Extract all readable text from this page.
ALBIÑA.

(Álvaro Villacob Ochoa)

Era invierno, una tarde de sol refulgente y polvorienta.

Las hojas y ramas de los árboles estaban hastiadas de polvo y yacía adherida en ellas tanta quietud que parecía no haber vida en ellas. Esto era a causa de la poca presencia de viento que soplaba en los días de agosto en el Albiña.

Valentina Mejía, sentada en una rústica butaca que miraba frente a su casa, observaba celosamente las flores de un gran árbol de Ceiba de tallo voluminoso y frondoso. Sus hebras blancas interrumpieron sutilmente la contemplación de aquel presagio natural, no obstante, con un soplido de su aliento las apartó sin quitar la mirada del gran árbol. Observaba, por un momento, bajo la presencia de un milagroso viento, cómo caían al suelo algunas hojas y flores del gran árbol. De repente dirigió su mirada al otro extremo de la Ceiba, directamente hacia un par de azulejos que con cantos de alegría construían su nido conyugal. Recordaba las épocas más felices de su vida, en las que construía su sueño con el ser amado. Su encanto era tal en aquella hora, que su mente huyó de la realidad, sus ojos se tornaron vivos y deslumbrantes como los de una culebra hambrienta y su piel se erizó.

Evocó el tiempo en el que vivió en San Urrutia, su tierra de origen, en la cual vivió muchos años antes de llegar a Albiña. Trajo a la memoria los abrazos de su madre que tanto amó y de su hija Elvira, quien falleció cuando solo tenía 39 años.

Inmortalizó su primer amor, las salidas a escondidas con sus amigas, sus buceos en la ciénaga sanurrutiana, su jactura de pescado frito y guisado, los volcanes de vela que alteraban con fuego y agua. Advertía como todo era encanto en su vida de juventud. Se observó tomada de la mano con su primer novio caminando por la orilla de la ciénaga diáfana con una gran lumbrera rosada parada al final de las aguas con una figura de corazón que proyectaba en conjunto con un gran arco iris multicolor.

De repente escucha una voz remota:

== GIVEN INSTRUCTION ==
Reproduce every entry shown above, precisely as it stands.

== EXERCISE SOLUTION ==
Extract all readable text from this page.
ALBIÑA.

(Álvaro Villacob Ochoa)

Era invierno, una tarde de sol refulgente y polvorienta.

Las hojas y ramas de los árboles estaban hastiadas de polvo y yacía adherida en ellas tanta quietud que parecía no haber vida en ellas. Esto era a causa de la poca presencia de viento que soplaba en los días de agosto en el Albiña.

Valentina Mejía, sentada en una rústica butaca que miraba frente a su casa, observaba celosamente las flores de un gran árbol de Ceiba de tallo voluminoso y frondoso. Sus hebras blancas interrumpieron sutilmente la contemplación de aquel presagio natural, no obstante, con un soplido de su aliento las apartó sin quitar la mirada del gran árbol. Observaba, por un momento, bajo la presencia de un milagroso viento, cómo caían al suelo algunas hojas y flores del gran árbol. De repente dirigió su mirada al otro extremo de la Ceiba, directamente hacia un par de azulejos que con cantos de alegría construían su nido conyugal. Recordaba las épocas más felices de su vida, en las que construía su sueño con el ser amado. Su encanto era tal en aquella hora, que su mente huyó de la realidad, sus ojos se tornaron vivos y deslumbrantes como los de una culebra hambrienta y su piel se erizó.

Evocó el tiempo en el que vivió en San Urrutia, su tierra de origen, en la cual vivió muchos años antes de llegar a Albiña. Trajo a la memoria los abrazos de su madre que tanto amó y de su hija Elvira, quien falleció cuando solo tenía 39 años.

Inmortalizó su primer amor, las salidas a escondidas con sus amigas, sus buceos en la ciénaga sanurrutiana, su jactura de pescado frito y guisado, los volcanes de vela que alteraban con fuego y agua. Advertía como todo era encanto en su vida de juventud. Se observó tomada de la mano con su primer novio caminando por la orilla de la ciénaga diáfana con una gran lumbrera rosada parada al final de las aguas con una figura de corazón que proyectaba en conjunto con un gran arco iris multicolor.

De repente escucha una voz remota:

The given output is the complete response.